Identify all lines of the data containing the string "text" and copy them.

[begin Data]

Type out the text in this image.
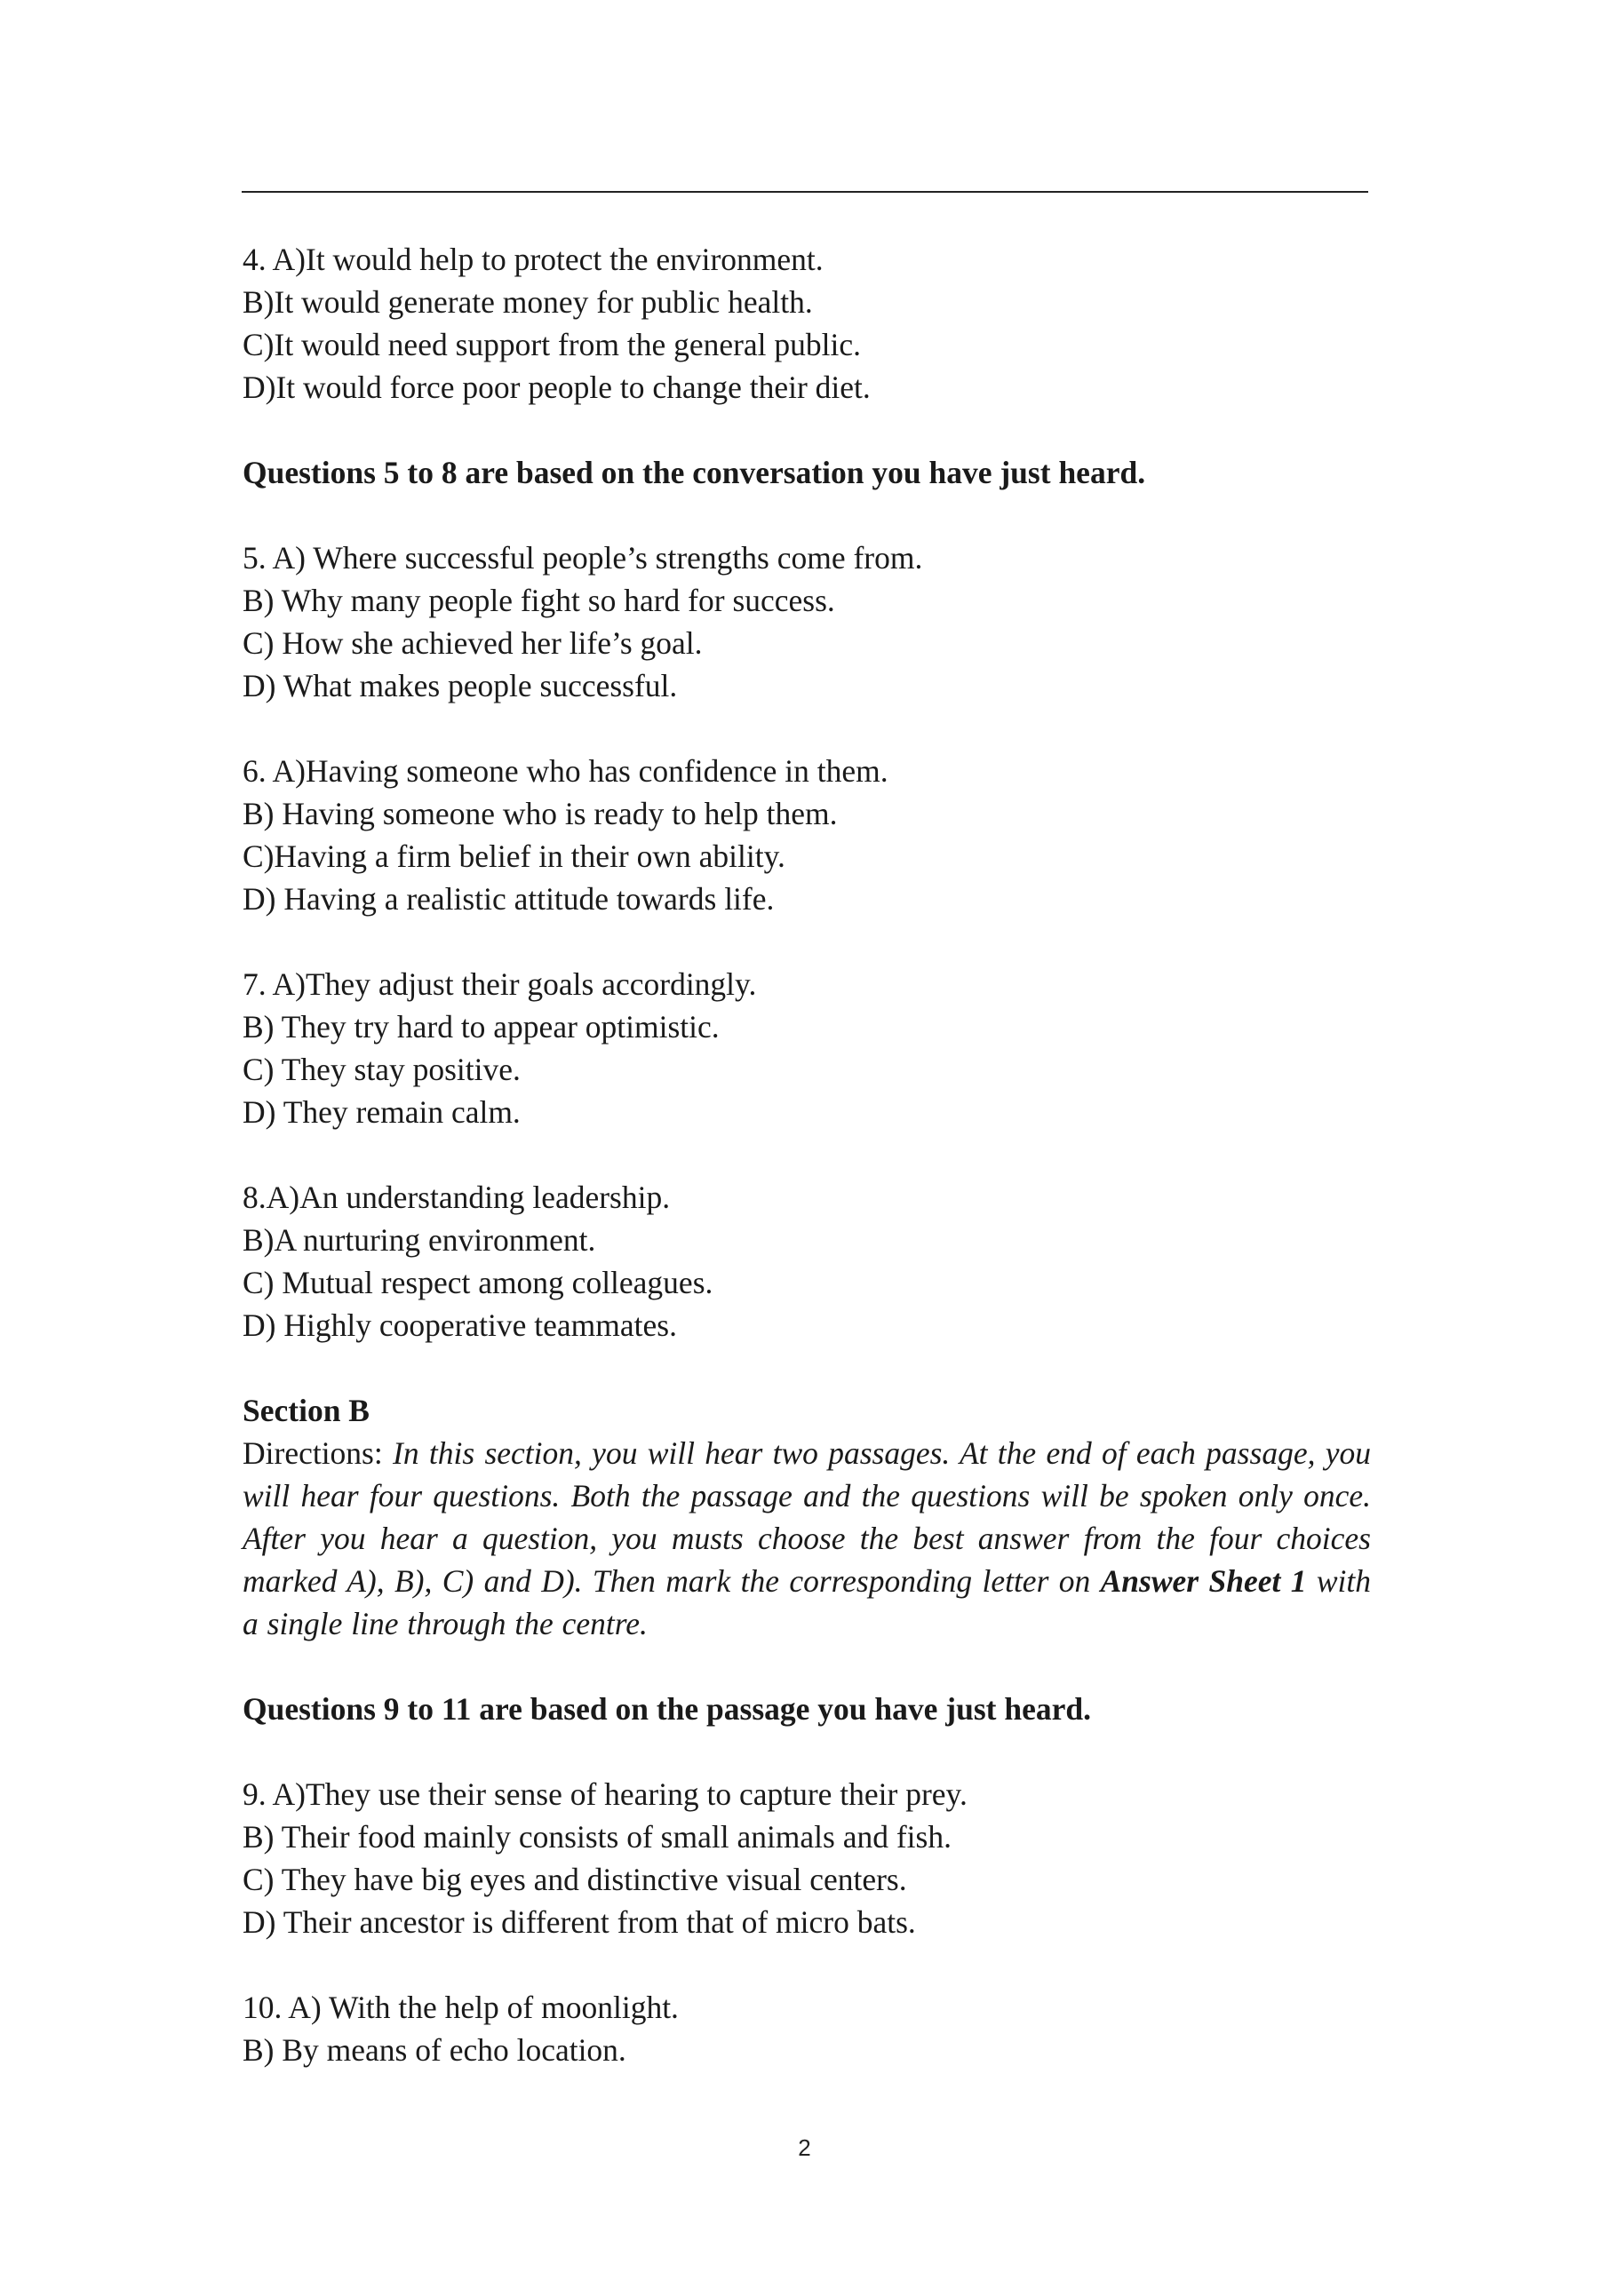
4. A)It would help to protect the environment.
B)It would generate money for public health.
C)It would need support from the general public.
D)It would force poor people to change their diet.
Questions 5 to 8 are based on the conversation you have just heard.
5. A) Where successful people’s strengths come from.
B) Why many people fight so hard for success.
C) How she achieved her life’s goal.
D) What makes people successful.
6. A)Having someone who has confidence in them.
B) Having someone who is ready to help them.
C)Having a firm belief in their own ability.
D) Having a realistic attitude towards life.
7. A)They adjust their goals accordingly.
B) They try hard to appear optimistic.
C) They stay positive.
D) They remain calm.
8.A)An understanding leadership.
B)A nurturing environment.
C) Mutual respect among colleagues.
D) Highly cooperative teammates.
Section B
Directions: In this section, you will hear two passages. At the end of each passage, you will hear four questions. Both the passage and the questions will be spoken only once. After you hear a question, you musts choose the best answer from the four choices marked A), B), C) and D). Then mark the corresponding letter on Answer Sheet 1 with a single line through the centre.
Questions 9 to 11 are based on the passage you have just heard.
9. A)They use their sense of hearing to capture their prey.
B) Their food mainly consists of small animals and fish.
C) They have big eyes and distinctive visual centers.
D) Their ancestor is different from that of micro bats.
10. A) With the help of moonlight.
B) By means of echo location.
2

[end Data]
[begin Data]

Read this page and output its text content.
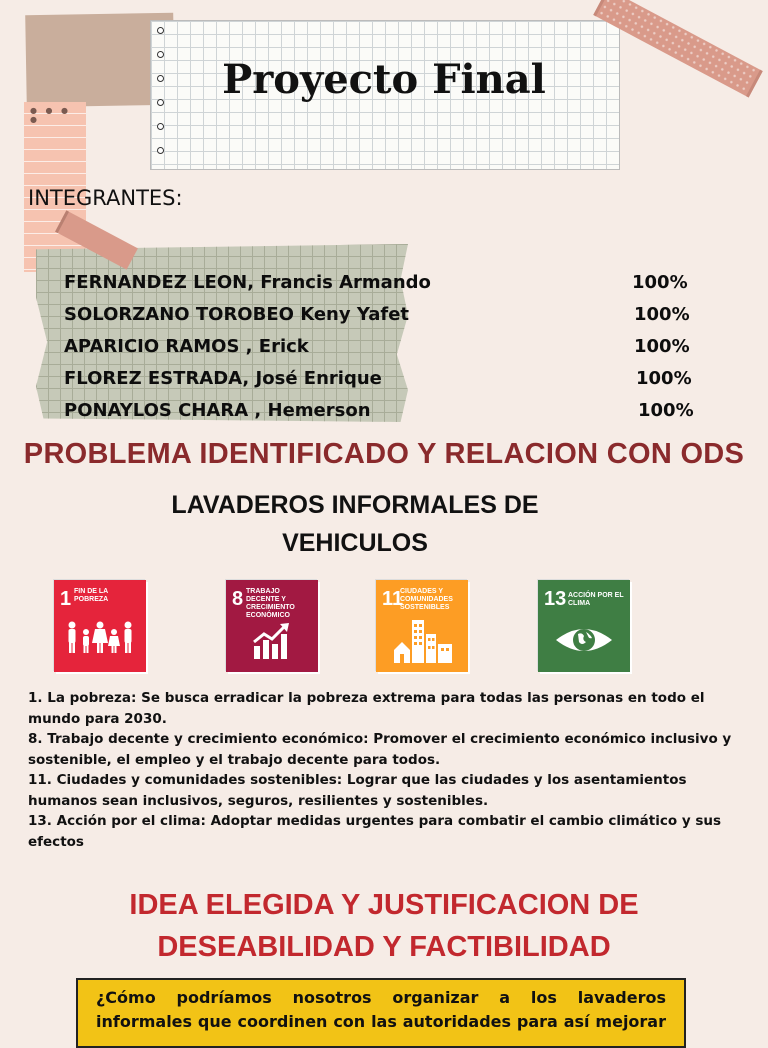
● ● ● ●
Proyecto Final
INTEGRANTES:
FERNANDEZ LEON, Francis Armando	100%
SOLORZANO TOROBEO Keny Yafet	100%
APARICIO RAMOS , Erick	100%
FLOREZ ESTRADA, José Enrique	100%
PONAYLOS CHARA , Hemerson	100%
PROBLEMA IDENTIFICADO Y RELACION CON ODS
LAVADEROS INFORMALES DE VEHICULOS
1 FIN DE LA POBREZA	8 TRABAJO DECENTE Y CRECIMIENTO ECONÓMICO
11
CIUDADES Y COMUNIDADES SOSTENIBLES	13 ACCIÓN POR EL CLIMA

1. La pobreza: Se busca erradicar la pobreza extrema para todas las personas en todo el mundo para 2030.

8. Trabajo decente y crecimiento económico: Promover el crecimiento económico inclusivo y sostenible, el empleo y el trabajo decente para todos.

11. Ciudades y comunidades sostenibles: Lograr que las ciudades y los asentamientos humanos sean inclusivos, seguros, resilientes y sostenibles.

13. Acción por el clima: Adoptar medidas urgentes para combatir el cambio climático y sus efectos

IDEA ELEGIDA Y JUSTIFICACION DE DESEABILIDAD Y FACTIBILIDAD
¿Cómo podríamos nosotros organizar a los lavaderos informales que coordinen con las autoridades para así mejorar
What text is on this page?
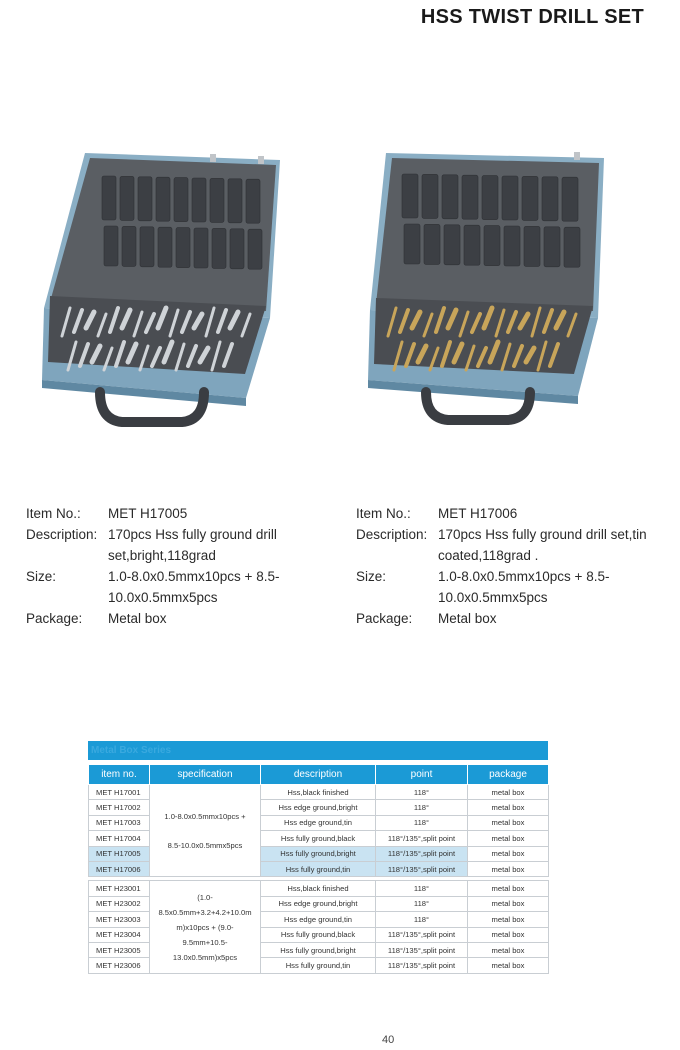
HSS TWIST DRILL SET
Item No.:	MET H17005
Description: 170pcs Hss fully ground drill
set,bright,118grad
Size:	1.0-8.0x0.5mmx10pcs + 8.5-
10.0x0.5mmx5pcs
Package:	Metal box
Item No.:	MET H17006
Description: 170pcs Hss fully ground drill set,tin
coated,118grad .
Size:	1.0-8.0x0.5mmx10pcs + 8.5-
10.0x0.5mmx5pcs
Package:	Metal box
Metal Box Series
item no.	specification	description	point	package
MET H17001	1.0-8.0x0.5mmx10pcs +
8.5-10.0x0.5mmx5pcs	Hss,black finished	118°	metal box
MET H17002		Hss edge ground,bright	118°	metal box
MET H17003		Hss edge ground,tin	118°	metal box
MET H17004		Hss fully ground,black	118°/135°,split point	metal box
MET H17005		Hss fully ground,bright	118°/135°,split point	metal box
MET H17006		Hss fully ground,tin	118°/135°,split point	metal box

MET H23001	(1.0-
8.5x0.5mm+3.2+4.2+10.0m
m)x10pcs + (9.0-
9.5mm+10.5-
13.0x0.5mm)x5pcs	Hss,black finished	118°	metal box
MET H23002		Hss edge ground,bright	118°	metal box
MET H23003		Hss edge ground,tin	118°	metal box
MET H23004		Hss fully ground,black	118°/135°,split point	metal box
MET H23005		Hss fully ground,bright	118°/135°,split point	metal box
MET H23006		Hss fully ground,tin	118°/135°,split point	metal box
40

[end Data]
[begin Data]

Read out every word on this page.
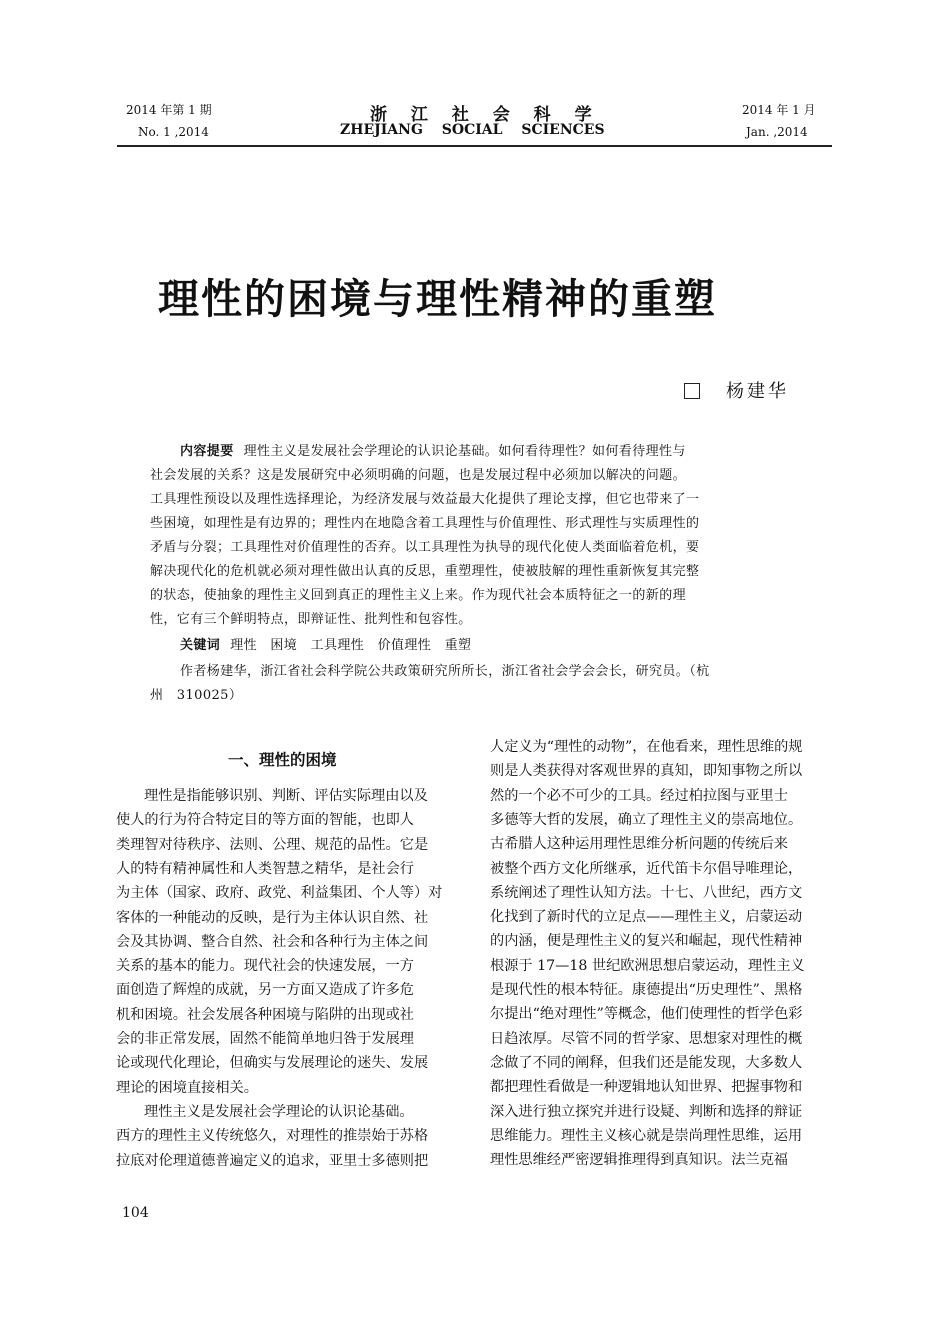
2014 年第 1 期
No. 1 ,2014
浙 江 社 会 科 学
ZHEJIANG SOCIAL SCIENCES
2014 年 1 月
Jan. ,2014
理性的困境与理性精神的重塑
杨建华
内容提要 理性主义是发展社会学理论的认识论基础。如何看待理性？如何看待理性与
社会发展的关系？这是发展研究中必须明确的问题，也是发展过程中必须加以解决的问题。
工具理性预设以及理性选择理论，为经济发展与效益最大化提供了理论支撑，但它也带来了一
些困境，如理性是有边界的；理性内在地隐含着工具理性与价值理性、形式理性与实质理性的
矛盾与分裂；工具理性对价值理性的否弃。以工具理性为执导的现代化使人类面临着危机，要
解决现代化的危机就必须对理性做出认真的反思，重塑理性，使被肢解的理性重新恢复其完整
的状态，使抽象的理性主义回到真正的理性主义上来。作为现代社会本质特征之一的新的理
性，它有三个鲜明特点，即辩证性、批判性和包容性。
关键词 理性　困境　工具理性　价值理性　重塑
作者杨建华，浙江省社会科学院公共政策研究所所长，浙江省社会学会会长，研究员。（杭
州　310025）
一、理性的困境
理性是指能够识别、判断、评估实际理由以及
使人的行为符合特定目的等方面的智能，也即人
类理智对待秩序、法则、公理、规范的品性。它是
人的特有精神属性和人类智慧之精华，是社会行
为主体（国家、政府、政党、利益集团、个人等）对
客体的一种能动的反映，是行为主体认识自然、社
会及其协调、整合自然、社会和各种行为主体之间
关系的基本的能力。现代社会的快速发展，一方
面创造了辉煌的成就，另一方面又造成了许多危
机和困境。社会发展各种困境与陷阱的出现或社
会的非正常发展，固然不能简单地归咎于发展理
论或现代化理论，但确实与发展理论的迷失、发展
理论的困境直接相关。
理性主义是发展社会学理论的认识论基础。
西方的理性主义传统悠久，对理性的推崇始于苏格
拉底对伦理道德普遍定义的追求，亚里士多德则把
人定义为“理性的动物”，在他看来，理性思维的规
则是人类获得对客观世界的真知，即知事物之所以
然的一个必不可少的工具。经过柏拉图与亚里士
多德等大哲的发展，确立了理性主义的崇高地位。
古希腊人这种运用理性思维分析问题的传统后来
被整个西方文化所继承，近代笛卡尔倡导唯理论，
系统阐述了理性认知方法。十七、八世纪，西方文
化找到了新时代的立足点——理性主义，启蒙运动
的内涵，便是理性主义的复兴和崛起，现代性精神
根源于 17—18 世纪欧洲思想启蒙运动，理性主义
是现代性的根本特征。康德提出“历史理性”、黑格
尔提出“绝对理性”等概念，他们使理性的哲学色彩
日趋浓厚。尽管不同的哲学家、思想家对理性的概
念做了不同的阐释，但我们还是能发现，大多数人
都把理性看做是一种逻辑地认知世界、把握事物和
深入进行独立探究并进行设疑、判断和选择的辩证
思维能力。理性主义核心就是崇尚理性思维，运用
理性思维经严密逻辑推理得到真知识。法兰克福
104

[end Data]

## [Reply]
Type out the text in this image.
Read this page and output its text content.
What text is on this page?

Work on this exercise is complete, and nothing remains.